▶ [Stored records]

⟨

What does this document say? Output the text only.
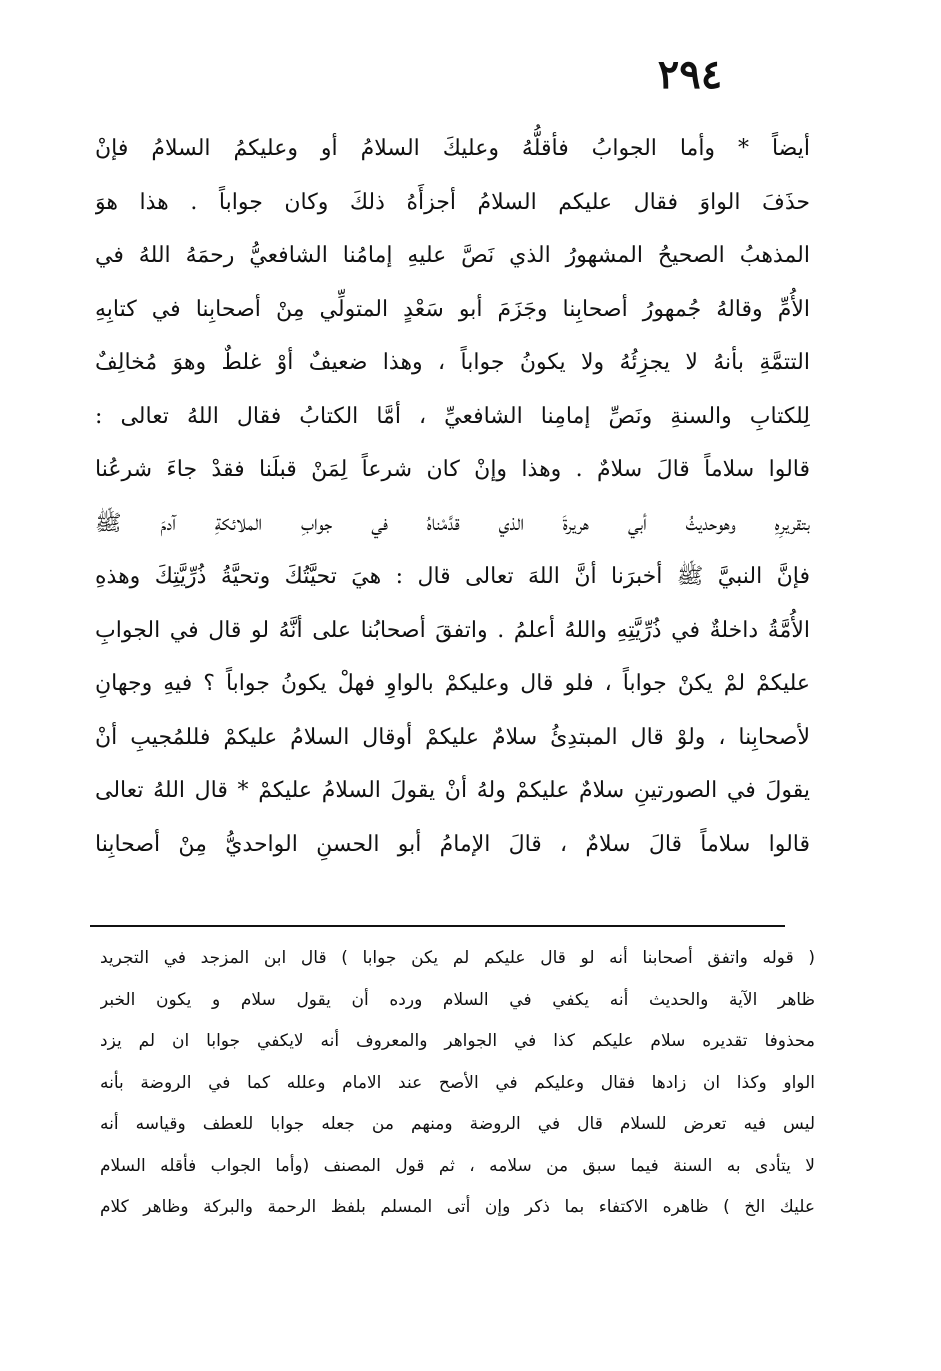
٢٩٤
أيضاً * وأما الجوابُ فأقلُّهُ وعليكَ السلامُ أو وعليكمُ السلامُ فإنْ
حذَفَ الواوَ فقال عليكم السلامُ أجزأَهُ ذلكَ وكان جواباً . هذا هوَ
المذهبُ الصحيحُ المشهورُ الذي نَصَّ عليهِ إمامُنا الشافعيُّ رحمَهُ اللهُ في
الأُمِّ وقالهُ جُمهورُ أصحابِنا وجَزَمَ أبو سَعْدٍ المتولِّي مِنْ أصحابِنا في كتابِهِ
التتمَّةِ بأنهُ لا يجزِئُهُ ولا يكونُ جواباً ، وهذا ضعيفٌ أوْ غلطٌ وهوَ مُخالِفٌ
لِلكتابِ والسنةِ ونَصِّ إمامِنا الشافعيِّ ، أمَّا الكتابُ فقال اللهُ تعالى :
قالوا سلاماً قالَ سلامٌ . وهذا وإنْ كان شرعاً لِمَنْ قبلَنا فقدْ جاءَ شرعُنا
بتقريرِهِ وهوحديثُ أبي هريرةَ الذي قدَّمْناهُ في جوابِ الملائكةِ آدمَ ﷺ
فإنَّ النبيَّ ﷺ أخبرَنا أنَّ اللهَ تعالى قال : هيَ تحيَّتُكَ وتحيَّةُ ذُرِّيَّتِكَ وهذهِ
الأُمَّةُ داخلةٌ في ذُرِّيَّتِهِ واللهُ أعلمُ . واتفقَ أصحابُنا على أنَّهُ لو قال في الجوابِ
عليكمْ لمْ يكنْ جواباً ، فلو قال وعليكمْ بالواوِ فهلْ يكونُ جواباً ؟ فيهِ وجهانِ
لأصحابِنا ، ولوْ قال المبتدِئُ سلامٌ عليكمْ أوقال السلامُ عليكمْ فللمُجيبِ أنْ
يقولَ في الصورتينِ سلامٌ عليكمْ ولهُ أنْ يقولَ السلامُ عليكمْ * قال اللهُ تعالى
قالوا سلاماً قالَ سلامٌ ، قالَ الإمامُ أبو الحسنِ الواحديُّ مِنْ أصحابِنا
( قوله واتفق أصحابنا أنه لو قال عليكم لم يكن جوابا ) قال ابن المزجد في التجريد
ظاهر الآية والحديث أنه يكفي في السلام ورده أن يقول سلام و يكون الخبر
محذوفا تقديره سلام عليكم كذا في الجواهر والمعروف أنه لايكفي جوابا ان لم يزد
الواو وكذا ان زادها فقال وعليكم في الأصح عند الامام وعلله كما في الروضة بأنه
ليس فيه تعرض للسلام قال في الروضة ومنهم من جعله جوابا للعطف وقياسه أنه
لا يتأدى به السنة فيما سبق من سلامه ، ثم قول المصنف (وأما الجواب فأقله السلام
عليك الخ ) ظاهره الاكتفاء بما ذكر وإن أتى المسلم بلفظ الرحمة والبركة وظاهر كلام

⟩

▶ [What is expected] Copy all lines in the listing above where the string "وأما" appears.

▶ [Result]
أيضاً * وأما الجوابُ فأقلُّهُ وعليكَ السلامُ أو وعليكمُ السلامُ فإنْ
لا يتأدى به السنة فيما سبق من سلامه ، ثم قول المصنف (وأما الجواب فأقله السلام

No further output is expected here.